DIRECTIVE: Below are records. Count every line containing the word "values" and give the number alone.

DATASET ENTRIES:
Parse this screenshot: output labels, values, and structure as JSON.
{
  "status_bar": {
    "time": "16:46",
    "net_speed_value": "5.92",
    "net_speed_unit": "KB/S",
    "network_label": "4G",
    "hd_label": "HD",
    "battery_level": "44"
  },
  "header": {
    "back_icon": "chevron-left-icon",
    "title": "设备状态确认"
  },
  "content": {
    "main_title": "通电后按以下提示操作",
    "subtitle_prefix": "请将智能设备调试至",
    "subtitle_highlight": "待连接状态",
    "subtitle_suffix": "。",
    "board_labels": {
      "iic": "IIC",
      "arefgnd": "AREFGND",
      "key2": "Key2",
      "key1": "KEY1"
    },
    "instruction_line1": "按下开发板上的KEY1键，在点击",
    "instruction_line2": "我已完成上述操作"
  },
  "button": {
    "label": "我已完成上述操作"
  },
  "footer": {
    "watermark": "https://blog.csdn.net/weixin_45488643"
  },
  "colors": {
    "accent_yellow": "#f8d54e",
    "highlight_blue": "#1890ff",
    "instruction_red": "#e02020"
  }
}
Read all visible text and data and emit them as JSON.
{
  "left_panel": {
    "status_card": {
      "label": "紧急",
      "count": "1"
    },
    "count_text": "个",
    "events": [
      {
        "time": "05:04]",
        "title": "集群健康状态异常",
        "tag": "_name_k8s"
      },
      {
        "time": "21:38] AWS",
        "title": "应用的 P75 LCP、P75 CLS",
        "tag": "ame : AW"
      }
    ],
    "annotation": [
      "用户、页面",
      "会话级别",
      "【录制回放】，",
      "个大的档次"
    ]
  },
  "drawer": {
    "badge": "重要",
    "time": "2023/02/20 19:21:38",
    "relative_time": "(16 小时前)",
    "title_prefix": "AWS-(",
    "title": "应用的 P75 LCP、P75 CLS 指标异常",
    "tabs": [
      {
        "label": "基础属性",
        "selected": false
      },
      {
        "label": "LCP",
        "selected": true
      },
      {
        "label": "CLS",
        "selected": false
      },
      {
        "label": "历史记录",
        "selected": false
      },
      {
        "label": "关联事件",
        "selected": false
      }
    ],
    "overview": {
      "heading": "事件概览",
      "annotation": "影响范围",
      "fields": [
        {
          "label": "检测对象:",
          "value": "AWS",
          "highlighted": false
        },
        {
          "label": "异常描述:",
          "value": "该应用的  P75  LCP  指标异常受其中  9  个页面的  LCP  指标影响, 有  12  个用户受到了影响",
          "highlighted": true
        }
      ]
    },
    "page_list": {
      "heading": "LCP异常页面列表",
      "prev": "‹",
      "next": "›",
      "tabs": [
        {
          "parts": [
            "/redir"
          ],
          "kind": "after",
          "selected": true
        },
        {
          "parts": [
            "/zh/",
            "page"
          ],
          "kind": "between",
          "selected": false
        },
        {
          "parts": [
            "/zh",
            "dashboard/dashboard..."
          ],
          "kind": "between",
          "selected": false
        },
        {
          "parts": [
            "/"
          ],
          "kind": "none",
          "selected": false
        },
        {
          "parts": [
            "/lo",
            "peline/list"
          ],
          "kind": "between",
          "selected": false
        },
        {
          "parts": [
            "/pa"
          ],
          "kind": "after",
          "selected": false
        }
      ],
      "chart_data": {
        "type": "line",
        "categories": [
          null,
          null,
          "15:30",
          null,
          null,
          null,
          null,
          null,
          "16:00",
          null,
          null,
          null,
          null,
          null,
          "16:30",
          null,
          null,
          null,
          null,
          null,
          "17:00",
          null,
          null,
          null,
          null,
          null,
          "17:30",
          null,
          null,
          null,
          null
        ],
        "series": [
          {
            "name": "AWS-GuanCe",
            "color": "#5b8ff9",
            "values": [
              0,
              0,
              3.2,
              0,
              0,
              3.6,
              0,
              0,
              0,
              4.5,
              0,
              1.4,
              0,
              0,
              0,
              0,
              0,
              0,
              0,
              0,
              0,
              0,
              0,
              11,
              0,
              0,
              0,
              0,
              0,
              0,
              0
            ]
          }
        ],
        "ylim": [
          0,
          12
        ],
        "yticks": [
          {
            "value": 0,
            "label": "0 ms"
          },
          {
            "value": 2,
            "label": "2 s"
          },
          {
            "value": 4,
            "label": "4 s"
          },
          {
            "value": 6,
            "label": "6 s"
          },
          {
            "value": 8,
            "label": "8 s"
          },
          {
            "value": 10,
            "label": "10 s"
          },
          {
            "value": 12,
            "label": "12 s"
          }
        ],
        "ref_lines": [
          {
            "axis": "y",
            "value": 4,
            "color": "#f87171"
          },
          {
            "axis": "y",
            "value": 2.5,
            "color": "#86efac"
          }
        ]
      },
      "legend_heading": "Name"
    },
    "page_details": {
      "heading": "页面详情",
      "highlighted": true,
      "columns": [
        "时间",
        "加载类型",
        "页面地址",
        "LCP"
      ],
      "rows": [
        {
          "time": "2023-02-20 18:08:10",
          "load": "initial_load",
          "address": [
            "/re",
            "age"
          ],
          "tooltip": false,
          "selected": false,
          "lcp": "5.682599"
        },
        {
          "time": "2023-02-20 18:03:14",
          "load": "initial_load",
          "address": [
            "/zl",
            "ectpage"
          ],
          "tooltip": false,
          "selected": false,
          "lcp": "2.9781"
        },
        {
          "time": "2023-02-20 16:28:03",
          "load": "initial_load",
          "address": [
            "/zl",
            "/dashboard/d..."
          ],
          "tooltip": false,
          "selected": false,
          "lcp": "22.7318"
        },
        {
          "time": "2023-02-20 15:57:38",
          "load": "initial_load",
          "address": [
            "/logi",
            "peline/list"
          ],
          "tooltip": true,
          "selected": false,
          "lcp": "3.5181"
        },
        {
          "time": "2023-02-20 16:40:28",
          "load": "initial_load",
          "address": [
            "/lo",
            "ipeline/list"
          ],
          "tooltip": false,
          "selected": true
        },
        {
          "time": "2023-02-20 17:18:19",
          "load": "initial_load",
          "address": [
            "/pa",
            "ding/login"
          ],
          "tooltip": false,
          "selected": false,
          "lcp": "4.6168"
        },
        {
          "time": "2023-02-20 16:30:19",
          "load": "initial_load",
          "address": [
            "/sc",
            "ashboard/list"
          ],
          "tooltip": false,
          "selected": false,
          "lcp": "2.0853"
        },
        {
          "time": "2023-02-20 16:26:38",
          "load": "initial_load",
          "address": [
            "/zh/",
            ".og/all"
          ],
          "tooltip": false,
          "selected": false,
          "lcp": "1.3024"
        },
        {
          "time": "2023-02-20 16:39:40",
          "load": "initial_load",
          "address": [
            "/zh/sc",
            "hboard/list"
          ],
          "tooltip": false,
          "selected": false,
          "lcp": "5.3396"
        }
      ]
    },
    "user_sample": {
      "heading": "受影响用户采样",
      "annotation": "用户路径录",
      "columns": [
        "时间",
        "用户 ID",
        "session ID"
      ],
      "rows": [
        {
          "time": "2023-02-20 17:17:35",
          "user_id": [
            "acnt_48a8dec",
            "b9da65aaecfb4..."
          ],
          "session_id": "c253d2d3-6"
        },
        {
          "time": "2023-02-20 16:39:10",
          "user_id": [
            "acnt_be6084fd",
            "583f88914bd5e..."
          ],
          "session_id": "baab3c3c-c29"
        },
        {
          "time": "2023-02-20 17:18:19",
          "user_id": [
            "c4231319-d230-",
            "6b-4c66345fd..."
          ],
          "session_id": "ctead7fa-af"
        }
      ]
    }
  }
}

EXERCISE ANSWER: 2